## Start Data

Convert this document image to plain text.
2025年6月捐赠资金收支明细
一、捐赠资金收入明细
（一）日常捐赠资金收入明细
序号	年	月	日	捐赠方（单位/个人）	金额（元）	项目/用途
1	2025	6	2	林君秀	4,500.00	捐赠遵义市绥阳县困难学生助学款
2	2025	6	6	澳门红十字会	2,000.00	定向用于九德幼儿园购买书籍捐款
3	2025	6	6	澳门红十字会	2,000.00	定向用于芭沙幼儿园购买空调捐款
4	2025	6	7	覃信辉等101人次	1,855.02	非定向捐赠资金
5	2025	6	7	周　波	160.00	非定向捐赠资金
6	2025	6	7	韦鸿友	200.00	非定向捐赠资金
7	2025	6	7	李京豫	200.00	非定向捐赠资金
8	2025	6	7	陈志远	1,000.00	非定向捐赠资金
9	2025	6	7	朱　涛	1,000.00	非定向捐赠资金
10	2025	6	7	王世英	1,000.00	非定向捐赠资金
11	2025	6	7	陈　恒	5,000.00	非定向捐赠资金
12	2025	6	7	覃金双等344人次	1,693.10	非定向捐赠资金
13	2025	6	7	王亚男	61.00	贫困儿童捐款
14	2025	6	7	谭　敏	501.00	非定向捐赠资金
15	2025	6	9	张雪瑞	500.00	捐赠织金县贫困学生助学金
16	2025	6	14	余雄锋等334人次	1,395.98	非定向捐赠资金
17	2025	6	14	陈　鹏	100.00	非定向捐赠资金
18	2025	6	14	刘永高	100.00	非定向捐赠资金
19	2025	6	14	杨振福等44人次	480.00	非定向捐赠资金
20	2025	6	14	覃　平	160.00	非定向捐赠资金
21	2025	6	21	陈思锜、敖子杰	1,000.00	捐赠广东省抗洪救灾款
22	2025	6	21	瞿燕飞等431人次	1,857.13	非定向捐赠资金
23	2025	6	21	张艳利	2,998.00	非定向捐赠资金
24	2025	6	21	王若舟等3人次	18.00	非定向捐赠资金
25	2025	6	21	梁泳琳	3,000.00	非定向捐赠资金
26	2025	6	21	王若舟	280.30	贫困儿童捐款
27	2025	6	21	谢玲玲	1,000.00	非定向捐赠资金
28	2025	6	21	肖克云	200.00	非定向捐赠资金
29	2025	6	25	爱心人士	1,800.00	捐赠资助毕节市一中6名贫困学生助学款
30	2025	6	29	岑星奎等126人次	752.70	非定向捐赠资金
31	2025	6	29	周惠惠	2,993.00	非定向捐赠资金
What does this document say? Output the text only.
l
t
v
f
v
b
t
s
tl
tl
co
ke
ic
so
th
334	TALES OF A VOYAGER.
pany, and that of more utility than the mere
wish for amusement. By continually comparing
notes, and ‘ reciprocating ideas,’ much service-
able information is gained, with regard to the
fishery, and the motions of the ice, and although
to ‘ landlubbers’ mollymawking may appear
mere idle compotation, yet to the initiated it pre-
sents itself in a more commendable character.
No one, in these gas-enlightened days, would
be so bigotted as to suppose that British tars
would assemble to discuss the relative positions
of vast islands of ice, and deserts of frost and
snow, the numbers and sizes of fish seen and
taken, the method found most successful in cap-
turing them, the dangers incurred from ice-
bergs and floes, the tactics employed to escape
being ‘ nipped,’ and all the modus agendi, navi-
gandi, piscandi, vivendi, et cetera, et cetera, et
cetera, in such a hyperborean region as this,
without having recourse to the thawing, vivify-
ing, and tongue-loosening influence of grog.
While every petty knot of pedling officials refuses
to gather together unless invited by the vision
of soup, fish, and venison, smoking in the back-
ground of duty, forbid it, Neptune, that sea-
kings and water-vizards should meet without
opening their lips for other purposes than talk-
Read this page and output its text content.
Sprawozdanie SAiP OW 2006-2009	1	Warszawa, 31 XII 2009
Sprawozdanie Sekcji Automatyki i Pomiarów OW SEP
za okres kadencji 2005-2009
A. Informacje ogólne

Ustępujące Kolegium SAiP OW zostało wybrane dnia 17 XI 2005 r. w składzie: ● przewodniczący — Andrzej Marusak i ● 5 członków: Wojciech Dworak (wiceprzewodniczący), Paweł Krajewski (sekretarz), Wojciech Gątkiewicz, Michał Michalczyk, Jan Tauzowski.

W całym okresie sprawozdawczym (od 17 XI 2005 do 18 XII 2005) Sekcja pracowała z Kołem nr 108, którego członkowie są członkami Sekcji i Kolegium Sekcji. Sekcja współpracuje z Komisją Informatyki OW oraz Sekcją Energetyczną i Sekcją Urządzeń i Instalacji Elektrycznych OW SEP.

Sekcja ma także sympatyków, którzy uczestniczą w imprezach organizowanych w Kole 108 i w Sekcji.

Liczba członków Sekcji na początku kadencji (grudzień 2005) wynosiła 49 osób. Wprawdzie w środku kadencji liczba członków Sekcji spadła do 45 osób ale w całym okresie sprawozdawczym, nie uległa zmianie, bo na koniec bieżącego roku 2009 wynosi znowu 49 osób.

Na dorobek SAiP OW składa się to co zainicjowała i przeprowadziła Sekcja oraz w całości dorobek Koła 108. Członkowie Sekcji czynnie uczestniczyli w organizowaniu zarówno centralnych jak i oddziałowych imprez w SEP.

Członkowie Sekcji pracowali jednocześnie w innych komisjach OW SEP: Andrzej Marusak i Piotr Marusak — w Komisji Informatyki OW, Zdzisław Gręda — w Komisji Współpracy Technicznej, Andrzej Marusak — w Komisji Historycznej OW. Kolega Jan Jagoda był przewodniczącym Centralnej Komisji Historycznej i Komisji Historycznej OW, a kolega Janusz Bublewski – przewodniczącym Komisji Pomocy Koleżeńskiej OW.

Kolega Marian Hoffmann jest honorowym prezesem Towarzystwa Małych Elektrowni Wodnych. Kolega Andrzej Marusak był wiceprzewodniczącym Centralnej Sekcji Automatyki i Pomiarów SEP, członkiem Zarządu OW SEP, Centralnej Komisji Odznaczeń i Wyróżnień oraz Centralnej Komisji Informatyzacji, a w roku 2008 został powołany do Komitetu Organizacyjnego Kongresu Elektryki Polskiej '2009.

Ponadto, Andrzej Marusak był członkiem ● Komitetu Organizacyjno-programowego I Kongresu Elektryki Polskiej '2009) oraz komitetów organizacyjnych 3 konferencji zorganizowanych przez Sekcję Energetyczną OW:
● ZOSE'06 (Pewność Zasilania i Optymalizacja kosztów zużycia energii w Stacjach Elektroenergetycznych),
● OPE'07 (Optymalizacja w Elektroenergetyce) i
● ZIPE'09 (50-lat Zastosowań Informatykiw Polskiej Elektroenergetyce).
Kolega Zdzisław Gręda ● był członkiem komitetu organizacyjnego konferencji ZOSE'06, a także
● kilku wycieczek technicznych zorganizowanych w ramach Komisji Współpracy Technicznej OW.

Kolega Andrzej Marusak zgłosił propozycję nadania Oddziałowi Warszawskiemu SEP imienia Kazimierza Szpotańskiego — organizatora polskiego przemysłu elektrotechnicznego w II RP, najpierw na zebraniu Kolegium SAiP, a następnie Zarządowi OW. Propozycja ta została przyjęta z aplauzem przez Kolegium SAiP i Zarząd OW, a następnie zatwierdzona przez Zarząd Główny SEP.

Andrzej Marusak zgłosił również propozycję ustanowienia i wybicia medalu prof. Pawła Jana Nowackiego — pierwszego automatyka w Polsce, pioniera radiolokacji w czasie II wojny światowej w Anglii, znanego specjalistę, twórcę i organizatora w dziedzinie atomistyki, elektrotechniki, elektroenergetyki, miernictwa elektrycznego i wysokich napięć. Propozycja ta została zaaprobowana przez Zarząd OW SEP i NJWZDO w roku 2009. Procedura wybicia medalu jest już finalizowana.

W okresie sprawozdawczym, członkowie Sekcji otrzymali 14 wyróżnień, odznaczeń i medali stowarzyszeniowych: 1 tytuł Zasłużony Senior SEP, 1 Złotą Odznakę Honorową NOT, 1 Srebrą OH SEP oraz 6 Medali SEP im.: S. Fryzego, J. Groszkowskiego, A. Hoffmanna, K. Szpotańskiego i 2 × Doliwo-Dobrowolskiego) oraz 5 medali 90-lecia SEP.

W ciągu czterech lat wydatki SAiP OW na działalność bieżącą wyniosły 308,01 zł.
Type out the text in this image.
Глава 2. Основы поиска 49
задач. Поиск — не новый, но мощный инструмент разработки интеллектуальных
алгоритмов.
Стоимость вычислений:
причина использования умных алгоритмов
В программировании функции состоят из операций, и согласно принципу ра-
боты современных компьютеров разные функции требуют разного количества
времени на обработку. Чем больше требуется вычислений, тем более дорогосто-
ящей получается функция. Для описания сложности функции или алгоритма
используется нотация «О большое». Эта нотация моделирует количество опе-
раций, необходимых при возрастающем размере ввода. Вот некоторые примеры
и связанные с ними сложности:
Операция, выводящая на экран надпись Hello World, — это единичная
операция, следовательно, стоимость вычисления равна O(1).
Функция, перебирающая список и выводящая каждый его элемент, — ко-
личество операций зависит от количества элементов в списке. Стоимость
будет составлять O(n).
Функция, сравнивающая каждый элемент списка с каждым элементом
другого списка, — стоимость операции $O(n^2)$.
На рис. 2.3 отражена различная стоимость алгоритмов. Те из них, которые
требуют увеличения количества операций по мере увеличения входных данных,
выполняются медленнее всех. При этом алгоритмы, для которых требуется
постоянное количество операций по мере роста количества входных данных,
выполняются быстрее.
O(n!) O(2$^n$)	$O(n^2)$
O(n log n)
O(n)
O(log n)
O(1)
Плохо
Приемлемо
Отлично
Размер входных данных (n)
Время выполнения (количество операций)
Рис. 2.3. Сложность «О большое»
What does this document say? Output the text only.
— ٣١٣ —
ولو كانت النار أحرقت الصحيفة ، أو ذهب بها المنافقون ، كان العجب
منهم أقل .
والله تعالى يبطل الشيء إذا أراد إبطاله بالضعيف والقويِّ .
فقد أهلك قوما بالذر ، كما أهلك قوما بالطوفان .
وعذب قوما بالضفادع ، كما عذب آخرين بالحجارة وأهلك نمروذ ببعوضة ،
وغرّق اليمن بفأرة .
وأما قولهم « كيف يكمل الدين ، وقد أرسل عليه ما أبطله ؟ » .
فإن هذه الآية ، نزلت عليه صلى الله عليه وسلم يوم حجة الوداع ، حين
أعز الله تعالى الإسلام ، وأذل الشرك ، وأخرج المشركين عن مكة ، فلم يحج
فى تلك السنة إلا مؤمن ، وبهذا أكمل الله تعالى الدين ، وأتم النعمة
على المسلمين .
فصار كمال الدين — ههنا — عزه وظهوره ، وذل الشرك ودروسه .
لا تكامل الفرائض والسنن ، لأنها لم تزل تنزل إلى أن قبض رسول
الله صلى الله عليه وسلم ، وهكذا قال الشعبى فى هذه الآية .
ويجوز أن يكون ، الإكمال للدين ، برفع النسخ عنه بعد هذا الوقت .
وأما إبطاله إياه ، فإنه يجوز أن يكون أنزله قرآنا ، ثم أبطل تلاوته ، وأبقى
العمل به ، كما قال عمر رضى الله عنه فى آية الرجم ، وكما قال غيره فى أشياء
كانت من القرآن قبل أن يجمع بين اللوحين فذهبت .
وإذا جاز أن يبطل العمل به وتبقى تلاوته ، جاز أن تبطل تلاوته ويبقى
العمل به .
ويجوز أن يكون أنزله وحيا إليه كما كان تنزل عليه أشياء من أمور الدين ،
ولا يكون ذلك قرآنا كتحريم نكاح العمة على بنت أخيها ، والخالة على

## End Data

**Instructions to follow**
Gather each line holding the string "Energetyczną".

**Complete response**
W całym okresie sprawozdawczym (od 17 XI 2005 do 18 XII 2005) Sekcja pracowała z Kołem nr 108, którego członkowie są członkami Sekcji i Kolegium Sekcji. Sekcja współpracuje z Komisją Informatyki OW oraz Sekcją Energetyczną i Sekcją Urządzeń i Instalacji Elektrycznych OW SEP.
Ponadto, Andrzej Marusak był członkiem ● Komitetu Organizacyjno-programowego I Kongresu Elektryki Polskiej '2009) oraz komitetów organizacyjnych 3 konferencji zorganizowanych przez Sekcję Energetyczną OW:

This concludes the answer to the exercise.